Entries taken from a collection
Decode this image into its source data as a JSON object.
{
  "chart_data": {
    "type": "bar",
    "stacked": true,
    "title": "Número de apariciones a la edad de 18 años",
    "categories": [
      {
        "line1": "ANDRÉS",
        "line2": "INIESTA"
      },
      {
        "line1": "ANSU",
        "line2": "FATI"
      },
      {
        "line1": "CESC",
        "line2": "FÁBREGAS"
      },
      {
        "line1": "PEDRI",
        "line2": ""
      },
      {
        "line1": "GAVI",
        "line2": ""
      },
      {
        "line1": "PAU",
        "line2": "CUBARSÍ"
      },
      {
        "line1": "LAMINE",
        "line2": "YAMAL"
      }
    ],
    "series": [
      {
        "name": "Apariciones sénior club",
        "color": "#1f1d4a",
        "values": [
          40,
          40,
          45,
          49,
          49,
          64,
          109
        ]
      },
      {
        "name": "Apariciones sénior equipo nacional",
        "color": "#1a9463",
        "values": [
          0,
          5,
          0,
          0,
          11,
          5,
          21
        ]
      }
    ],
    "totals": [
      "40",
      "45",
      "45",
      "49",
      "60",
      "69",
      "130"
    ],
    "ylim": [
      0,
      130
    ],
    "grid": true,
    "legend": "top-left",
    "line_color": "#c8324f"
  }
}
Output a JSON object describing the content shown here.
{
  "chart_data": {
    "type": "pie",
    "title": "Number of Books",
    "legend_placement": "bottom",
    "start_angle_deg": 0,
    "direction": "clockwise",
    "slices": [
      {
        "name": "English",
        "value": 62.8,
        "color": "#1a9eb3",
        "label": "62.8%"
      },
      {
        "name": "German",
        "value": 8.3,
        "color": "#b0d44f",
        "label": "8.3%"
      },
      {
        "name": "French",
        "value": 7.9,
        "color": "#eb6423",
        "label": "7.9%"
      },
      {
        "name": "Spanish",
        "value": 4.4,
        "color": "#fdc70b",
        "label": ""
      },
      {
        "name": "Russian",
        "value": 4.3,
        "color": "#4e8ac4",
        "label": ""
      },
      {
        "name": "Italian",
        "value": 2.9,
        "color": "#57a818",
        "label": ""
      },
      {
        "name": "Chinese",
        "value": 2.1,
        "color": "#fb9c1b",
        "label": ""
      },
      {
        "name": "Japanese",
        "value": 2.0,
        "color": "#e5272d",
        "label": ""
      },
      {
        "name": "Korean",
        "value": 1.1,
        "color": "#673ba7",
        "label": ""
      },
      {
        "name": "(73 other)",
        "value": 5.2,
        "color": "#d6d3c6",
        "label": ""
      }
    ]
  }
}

Exercise description
Give back the whole listing exactly as it reads.

The completed task
Decode this image into its source data as a JSON object.
{
  "chart_data": {
    "type": "bar",
    "stacked": true,
    "title": "Número de apariciones a la edad de 18 años",
    "categories": [
      {
        "line1": "ANDRÉS",
        "line2": "INIESTA"
      },
      {
        "line1": "ANSU",
        "line2": "FATI"
      },
      {
        "line1": "CESC",
        "line2": "FÁBREGAS"
      },
      {
        "line1": "PEDRI",
        "line2": ""
      },
      {
        "line1": "GAVI",
        "line2": ""
      },
      {
        "line1": "PAU",
        "line2": "CUBARSÍ"
      },
      {
        "line1": "LAMINE",
        "line2": "YAMAL"
      }
    ],
    "series": [
      {
        "name": "Apariciones sénior club",
        "color": "#1f1d4a",
        "values": [
          40,
          40,
          45,
          49,
          49,
          64,
          109
        ]
      },
      {
        "name": "Apariciones sénior equipo nacional",
        "color": "#1a9463",
        "values": [
          0,
          5,
          0,
          0,
          11,
          5,
          21
        ]
      }
    ],
    "totals": [
      "40",
      "45",
      "45",
      "49",
      "60",
      "69",
      "130"
    ],
    "ylim": [
      0,
      130
    ],
    "grid": true,
    "legend": "top-left",
    "line_color": "#c8324f"
  }
}
Output a JSON object describing the content shown here.
{
  "chart_data": {
    "type": "pie",
    "title": "Number of Books",
    "legend_placement": "bottom",
    "start_angle_deg": 0,
    "direction": "clockwise",
    "slices": [
      {
        "name": "English",
        "value": 62.8,
        "color": "#1a9eb3",
        "label": "62.8%"
      },
      {
        "name": "German",
        "value": 8.3,
        "color": "#b0d44f",
        "label": "8.3%"
      },
      {
        "name": "French",
        "value": 7.9,
        "color": "#eb6423",
        "label": "7.9%"
      },
      {
        "name": "Spanish",
        "value": 4.4,
        "color": "#fdc70b",
        "label": ""
      },
      {
        "name": "Russian",
        "value": 4.3,
        "color": "#4e8ac4",
        "label": ""
      },
      {
        "name": "Italian",
        "value": 2.9,
        "color": "#57a818",
        "label": ""
      },
      {
        "name": "Chinese",
        "value": 2.1,
        "color": "#fb9c1b",
        "label": ""
      },
      {
        "name": "Japanese",
        "value": 2.0,
        "color": "#e5272d",
        "label": ""
      },
      {
        "name": "Korean",
        "value": 1.1,
        "color": "#673ba7",
        "label": ""
      },
      {
        "name": "(73 other)",
        "value": 5.2,
        "color": "#d6d3c6",
        "label": ""
      }
    ]
  }
}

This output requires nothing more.